[Passage provided]
· · · · · · ·
Refactor binary expression parsing (#11073)

## Summary

This PR refactors the binary expression parsing in a way to make it
readable and easy to understand. It draws inspiration from the suggested
edits in the linked messages in #10752.

### Changes

* Ability to get the precedence of an operator
	* From a boolean operator (`BinOp`) to `OperatorPrecedence`
	* From a binary operator (`Operator`) to `OperatorPrecedence`
	* No comparison operator because all of them have the same precedence
* Implement methods on `TokenKind` to convert it to an appropriate
operator enum
	* Add `as_boolean_operator` which returns an `Option<BoolOp>`
	* Add `as_binary_operator` which returns an `Option<Operator>`
* No `as_comparison_operator` because it requires lookahead and I'm not
sure if `token.as_comparison_operator(peek)` is a good way to implement
it
* Introduce `BinaryLikeOperator`
	* Constructed from two tokens using the methods from the second point
* Add `precedence` method using the conversion methods mentioned in the
first point
* Make most of the functions in `TokenKind` private to the module
* Use `self` instead of `&self` for `TokenKind` 

fixes: #11072

## Test Plan

Refer #11088
This commit is contained in:
Dhruv Manilawala 2024-04-23 10:12:40 +05:30 committed by GitHub
parent 5b81b8368d
commit 7eba967e16
No known key found for this signature in database
GPG key ID: B5690EEEBB952194
3 changed files with 222 additions and 204 deletions

View file

@ -11,7 +11,6 @@ use ruff_python_ast::{
};
use ruff_text_size::{Ranged, TextLen, TextRange, TextSize};
use crate::parser::helpers::token_kind_to_cmp_op;
use crate::parser::progress::ParserProgress;
use crate::parser::{helpers, FunctionKind, Parser};
use crate::string::{parse_fstring_literal_element, parse_string_literal, StringType};
@ -238,21 +237,22 @@ impl<'src> Parser<'src> {
loop {
progress.assert_progressing(self);
let token = self.current_token_kind();
let current_token = self.current_token_kind();
if matches!(token, TokenKind::In) && context.is_in_excluded() {
if matches!(current_token, TokenKind::In) && context.is_in_excluded() {
// Omit the `in` keyword when parsing the target expression in a comprehension or
// a `for` statement.
· · · · · · ·
[Record excerpts]
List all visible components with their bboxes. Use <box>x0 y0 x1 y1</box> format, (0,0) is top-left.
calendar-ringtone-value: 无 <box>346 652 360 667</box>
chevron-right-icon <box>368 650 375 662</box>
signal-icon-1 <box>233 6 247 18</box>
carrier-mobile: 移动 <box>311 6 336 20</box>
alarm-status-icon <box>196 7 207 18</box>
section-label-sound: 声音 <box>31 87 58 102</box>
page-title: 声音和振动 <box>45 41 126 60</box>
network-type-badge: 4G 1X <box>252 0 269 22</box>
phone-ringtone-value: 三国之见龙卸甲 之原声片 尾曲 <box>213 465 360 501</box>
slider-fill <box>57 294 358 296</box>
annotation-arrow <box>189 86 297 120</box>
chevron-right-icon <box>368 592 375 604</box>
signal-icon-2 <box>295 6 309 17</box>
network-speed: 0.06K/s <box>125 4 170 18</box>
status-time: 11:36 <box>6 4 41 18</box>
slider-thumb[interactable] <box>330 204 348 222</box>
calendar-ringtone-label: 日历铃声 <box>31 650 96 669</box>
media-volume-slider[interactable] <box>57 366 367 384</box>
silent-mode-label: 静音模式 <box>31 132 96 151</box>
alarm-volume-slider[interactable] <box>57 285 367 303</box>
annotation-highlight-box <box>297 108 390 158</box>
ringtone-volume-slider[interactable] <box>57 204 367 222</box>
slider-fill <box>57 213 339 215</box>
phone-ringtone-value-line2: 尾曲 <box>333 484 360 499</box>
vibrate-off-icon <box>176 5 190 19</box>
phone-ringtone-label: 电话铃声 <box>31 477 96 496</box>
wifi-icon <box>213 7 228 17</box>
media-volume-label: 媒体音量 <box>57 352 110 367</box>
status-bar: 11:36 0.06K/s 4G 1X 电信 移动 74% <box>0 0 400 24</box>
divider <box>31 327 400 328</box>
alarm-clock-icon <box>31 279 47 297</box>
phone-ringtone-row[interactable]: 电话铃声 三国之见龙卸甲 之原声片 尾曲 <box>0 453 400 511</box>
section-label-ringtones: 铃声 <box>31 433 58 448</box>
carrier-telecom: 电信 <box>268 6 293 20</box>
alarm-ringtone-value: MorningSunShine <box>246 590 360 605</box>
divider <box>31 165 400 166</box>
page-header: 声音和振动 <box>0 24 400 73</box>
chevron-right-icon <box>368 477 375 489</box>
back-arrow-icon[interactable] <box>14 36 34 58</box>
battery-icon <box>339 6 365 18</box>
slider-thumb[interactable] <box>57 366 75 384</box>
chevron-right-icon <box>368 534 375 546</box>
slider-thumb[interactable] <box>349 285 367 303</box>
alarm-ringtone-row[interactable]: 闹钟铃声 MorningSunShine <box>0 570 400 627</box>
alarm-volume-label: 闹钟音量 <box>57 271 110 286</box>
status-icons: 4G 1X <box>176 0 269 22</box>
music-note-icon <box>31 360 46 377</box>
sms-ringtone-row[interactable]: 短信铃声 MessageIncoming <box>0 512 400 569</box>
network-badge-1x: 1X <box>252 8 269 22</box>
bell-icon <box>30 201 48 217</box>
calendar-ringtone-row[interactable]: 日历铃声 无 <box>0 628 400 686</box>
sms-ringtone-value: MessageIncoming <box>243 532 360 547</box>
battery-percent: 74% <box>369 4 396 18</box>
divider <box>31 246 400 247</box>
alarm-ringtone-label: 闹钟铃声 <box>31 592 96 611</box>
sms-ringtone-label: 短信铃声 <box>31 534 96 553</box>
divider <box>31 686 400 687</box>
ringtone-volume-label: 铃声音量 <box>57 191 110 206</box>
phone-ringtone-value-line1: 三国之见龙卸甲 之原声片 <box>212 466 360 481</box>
· · · · · · ·
[Problem set]
a: In the binary expression parsing commit, what does the `as_binary_operator` method return?
b: Reproduce word for word the stretch of the binary expression parsing commit from "This PR refactors" through "messages in #10752.".

[Answers by item number]
a: It returns an `Option<Operator>`.

b:
This PR refactors the binary expression parsing in a way to make it
readable and easy to understand. It draws inspiration from the suggested
edits in the linked messages in #10752.